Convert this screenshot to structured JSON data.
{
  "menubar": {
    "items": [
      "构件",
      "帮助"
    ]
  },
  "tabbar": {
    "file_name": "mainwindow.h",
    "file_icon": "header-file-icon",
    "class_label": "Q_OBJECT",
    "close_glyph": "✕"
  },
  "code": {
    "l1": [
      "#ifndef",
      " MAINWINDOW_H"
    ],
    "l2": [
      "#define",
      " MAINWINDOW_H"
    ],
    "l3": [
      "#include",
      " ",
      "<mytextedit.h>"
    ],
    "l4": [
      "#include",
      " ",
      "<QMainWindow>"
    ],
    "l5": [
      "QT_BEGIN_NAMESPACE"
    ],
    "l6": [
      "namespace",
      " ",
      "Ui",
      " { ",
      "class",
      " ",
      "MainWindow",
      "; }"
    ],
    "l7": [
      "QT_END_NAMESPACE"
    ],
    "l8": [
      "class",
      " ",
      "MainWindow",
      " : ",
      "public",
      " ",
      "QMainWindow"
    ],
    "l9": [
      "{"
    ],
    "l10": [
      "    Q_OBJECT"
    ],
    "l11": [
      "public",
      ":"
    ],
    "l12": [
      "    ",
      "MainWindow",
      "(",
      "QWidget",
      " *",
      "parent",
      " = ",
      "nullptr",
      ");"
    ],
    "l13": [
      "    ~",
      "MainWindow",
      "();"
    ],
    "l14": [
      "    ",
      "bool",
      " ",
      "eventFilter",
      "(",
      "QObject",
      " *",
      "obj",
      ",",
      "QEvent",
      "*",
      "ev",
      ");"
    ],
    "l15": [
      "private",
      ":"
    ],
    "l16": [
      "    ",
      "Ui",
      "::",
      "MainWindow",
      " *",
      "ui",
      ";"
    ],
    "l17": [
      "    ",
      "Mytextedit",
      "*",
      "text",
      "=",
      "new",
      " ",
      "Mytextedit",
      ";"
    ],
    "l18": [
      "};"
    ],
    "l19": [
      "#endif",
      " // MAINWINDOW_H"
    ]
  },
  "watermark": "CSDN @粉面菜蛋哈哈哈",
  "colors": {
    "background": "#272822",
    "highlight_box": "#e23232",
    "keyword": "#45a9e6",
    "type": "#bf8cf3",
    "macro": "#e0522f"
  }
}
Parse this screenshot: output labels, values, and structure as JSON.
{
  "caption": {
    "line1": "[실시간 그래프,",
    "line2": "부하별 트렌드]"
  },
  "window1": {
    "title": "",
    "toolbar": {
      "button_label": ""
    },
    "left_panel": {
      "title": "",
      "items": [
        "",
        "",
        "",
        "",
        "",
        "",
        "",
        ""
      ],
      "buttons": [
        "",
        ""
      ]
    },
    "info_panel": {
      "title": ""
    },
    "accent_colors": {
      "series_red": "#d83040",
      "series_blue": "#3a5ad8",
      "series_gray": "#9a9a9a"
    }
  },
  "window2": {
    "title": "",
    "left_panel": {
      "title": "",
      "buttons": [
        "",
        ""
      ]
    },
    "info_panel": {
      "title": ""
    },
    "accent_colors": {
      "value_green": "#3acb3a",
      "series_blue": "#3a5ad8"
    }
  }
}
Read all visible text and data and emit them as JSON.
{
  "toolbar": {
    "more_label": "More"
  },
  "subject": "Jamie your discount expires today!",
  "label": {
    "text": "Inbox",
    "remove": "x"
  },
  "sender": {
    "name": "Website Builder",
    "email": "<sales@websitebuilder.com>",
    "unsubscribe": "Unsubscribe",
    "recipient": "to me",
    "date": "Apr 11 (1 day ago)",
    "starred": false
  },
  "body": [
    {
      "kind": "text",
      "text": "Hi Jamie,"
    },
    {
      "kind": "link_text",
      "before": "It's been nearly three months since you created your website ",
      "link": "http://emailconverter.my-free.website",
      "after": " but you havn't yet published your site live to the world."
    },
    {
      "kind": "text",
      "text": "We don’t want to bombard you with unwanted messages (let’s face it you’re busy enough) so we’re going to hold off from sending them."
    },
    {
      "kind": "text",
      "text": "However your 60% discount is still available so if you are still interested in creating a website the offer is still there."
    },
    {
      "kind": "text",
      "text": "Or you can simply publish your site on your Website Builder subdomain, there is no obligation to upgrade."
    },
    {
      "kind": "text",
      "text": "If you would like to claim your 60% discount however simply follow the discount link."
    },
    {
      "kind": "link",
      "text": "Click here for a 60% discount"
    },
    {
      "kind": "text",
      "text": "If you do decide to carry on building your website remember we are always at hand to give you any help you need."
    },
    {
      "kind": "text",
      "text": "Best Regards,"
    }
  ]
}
◆ ◆ ◆ ◆ ◆ ◆ ◆
EXERCISE PROMPT: Give back all the records exactly as they stand.

ANSWER TO THE TASK:
Convert this screenshot to structured JSON data.
{
  "menubar": {
    "items": [
      "构件",
      "帮助"
    ]
  },
  "tabbar": {
    "file_name": "mainwindow.h",
    "file_icon": "header-file-icon",
    "class_label": "Q_OBJECT",
    "close_glyph": "✕"
  },
  "code": {
    "l1": [
      "#ifndef",
      " MAINWINDOW_H"
    ],
    "l2": [
      "#define",
      " MAINWINDOW_H"
    ],
    "l3": [
      "#include",
      " ",
      "<mytextedit.h>"
    ],
    "l4": [
      "#include",
      " ",
      "<QMainWindow>"
    ],
    "l5": [
      "QT_BEGIN_NAMESPACE"
    ],
    "l6": [
      "namespace",
      " ",
      "Ui",
      " { ",
      "class",
      " ",
      "MainWindow",
      "; }"
    ],
    "l7": [
      "QT_END_NAMESPACE"
    ],
    "l8": [
      "class",
      " ",
      "MainWindow",
      " : ",
      "public",
      " ",
      "QMainWindow"
    ],
    "l9": [
      "{"
    ],
    "l10": [
      "    Q_OBJECT"
    ],
    "l11": [
      "public",
      ":"
    ],
    "l12": [
      "    ",
      "MainWindow",
      "(",
      "QWidget",
      " *",
      "parent",
      " = ",
      "nullptr",
      ");"
    ],
    "l13": [
      "    ~",
      "MainWindow",
      "();"
    ],
    "l14": [
      "    ",
      "bool",
      " ",
      "eventFilter",
      "(",
      "QObject",
      " *",
      "obj",
      ",",
      "QEvent",
      "*",
      "ev",
      ");"
    ],
    "l15": [
      "private",
      ":"
    ],
    "l16": [
      "    ",
      "Ui",
      "::",
      "MainWindow",
      " *",
      "ui",
      ";"
    ],
    "l17": [
      "    ",
      "Mytextedit",
      "*",
      "text",
      "=",
      "new",
      " ",
      "Mytextedit",
      ";"
    ],
    "l18": [
      "};"
    ],
    "l19": [
      "#endif",
      " // MAINWINDOW_H"
    ]
  },
  "watermark": "CSDN @粉面菜蛋哈哈哈",
  "colors": {
    "background": "#272822",
    "highlight_box": "#e23232",
    "keyword": "#45a9e6",
    "type": "#bf8cf3",
    "macro": "#e0522f"
  }
}
Parse this screenshot: output labels, values, and structure as JSON.
{
  "caption": {
    "line1": "[실시간 그래프,",
    "line2": "부하별 트렌드]"
  },
  "window1": {
    "title": "",
    "toolbar": {
      "button_label": ""
    },
    "left_panel": {
      "title": "",
      "items": [
        "",
        "",
        "",
        "",
        "",
        "",
        "",
        ""
      ],
      "buttons": [
        "",
        ""
      ]
    },
    "info_panel": {
      "title": ""
    },
    "accent_colors": {
      "series_red": "#d83040",
      "series_blue": "#3a5ad8",
      "series_gray": "#9a9a9a"
    }
  },
  "window2": {
    "title": "",
    "left_panel": {
      "title": "",
      "buttons": [
        "",
        ""
      ]
    },
    "info_panel": {
      "title": ""
    },
    "accent_colors": {
      "value_green": "#3acb3a",
      "series_blue": "#3a5ad8"
    }
  }
}
Read all visible text and data and emit them as JSON.
{
  "toolbar": {
    "more_label": "More"
  },
  "subject": "Jamie your discount expires today!",
  "label": {
    "text": "Inbox",
    "remove": "x"
  },
  "sender": {
    "name": "Website Builder",
    "email": "<sales@websitebuilder.com>",
    "unsubscribe": "Unsubscribe",
    "recipient": "to me",
    "date": "Apr 11 (1 day ago)",
    "starred": false
  },
  "body": [
    {
      "kind": "text",
      "text": "Hi Jamie,"
    },
    {
      "kind": "link_text",
      "before": "It's been nearly three months since you created your website ",
      "link": "http://emailconverter.my-free.website",
      "after": " but you havn't yet published your site live to the world."
    },
    {
      "kind": "text",
      "text": "We don’t want to bombard you with unwanted messages (let’s face it you’re busy enough) so we’re going to hold off from sending them."
    },
    {
      "kind": "text",
      "text": "However your 60% discount is still available so if you are still interested in creating a website the offer is still there."
    },
    {
      "kind": "text",
      "text": "Or you can simply publish your site on your Website Builder subdomain, there is no obligation to upgrade."
    },
    {
      "kind": "text",
      "text": "If you would like to claim your 60% discount however simply follow the discount link."
    },
    {
      "kind": "link",
      "text": "Click here for a 60% discount"
    },
    {
      "kind": "text",
      "text": "If you do decide to carry on building your website remember we are always at hand to give you any help you need."
    },
    {
      "kind": "text",
      "text": "Best Regards,"
    }
  ]
}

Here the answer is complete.